__TASK BRIEF__
Look through the records below, and copy out every line that holds the string "menos".

## BEGIN MATERIAL PROVIDED

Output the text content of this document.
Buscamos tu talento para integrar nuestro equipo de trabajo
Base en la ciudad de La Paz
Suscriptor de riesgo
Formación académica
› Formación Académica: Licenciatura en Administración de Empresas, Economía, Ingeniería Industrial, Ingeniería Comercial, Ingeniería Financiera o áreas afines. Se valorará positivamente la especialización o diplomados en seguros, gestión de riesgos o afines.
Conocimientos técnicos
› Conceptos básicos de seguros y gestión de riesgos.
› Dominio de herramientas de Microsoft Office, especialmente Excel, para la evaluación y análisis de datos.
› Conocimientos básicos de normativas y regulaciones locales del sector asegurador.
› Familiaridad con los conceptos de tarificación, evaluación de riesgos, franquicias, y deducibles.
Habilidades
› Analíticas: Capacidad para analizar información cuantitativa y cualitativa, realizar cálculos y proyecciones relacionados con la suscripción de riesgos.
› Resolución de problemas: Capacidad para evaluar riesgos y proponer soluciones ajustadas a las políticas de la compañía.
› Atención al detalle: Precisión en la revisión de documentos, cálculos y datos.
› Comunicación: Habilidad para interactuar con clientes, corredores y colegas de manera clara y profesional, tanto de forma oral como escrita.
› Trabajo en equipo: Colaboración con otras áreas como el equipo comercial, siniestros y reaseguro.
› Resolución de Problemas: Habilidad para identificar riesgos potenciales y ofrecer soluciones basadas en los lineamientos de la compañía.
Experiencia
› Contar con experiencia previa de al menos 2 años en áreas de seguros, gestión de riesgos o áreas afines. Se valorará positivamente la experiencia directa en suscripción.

## END MATERIAL PROVIDED
## BEGIN MATERIAL PROVIDED

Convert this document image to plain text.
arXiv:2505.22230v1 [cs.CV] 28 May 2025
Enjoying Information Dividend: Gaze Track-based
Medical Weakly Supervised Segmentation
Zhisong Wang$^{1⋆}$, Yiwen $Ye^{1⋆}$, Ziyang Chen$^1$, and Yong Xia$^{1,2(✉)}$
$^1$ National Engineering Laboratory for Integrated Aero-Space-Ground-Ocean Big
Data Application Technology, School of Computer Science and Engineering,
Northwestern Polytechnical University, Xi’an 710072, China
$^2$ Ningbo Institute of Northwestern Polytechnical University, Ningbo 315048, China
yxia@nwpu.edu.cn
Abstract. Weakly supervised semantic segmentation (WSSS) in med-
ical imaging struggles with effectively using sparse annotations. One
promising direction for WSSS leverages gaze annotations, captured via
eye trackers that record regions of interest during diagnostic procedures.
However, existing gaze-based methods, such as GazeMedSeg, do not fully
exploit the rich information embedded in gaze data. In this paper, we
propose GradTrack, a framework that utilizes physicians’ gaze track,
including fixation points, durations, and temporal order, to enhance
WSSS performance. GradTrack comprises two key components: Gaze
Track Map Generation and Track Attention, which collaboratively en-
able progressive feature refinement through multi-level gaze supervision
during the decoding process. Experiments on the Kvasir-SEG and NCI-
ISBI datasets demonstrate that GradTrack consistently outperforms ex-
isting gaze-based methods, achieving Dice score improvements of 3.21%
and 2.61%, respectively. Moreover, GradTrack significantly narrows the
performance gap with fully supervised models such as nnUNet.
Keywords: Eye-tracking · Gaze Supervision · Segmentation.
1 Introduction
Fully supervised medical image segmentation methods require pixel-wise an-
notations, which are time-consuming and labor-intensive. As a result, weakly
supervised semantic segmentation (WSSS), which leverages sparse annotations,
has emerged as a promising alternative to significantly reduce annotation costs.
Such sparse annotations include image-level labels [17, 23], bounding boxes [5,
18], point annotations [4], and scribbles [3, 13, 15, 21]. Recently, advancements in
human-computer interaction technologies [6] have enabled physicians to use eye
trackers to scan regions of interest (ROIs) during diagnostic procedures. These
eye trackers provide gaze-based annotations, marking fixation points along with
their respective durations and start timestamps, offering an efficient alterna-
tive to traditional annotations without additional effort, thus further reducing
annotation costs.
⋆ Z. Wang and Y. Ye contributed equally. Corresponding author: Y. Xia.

## END MATERIAL PROVIDED
## BEGIN MATERIAL PROVIDED

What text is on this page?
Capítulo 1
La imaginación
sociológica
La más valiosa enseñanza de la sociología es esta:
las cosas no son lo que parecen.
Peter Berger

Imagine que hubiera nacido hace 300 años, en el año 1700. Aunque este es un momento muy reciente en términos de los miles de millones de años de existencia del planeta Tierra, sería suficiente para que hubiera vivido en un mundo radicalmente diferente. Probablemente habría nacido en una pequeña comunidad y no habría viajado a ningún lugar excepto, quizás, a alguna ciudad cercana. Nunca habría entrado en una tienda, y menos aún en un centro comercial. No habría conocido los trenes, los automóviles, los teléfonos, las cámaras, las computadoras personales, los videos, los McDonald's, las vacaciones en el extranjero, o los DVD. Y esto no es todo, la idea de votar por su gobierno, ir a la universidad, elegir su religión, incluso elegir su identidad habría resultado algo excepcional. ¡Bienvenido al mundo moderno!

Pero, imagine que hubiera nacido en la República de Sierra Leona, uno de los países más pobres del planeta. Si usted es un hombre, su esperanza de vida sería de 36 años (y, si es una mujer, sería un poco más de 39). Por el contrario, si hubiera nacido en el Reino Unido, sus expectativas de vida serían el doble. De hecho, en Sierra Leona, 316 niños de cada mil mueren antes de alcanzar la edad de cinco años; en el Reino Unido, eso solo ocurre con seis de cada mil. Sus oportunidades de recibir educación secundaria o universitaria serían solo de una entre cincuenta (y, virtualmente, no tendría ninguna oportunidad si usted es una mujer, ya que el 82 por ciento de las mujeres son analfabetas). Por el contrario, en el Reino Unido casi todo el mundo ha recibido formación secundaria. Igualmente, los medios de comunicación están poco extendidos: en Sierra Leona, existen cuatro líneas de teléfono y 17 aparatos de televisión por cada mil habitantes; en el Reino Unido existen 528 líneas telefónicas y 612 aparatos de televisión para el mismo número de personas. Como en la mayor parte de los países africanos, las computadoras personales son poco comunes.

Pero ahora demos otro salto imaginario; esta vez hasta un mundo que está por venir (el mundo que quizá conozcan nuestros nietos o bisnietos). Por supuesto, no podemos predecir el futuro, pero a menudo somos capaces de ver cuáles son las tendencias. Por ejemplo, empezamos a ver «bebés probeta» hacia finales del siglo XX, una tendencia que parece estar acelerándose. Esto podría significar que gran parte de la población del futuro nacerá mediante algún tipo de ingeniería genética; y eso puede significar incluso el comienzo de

## END MATERIAL PROVIDED

__EXERCISE SOLUTION__
› Contar con experiencia previa de al menos 2 años en áreas de seguros, gestión de riesgos o áreas afines. Se valorará positivamente la experiencia directa en suscripción.
Imagine que hubiera nacido hace 300 años, en el año 1700. Aunque este es un momento muy reciente en términos de los miles de millones de años de existencia del planeta Tierra, sería suficiente para que hubiera vivido en un mundo radicalmente diferente. Probablemente habría nacido en una pequeña comunidad y no habría viajado a ningún lugar excepto, quizás, a alguna ciudad cercana. Nunca habría entrado en una tienda, y menos aún en un centro comercial. No habría conocido los trenes, los automóviles, los teléfonos, las cámaras, las computadoras personales, los videos, los McDonald's, las vacaciones en el extranjero, o los DVD. Y esto no es todo, la idea de votar por su gobierno, ir a la universidad, elegir su religión, incluso elegir su identidad habría resultado algo excepcional. ¡Bienvenido al mundo moderno!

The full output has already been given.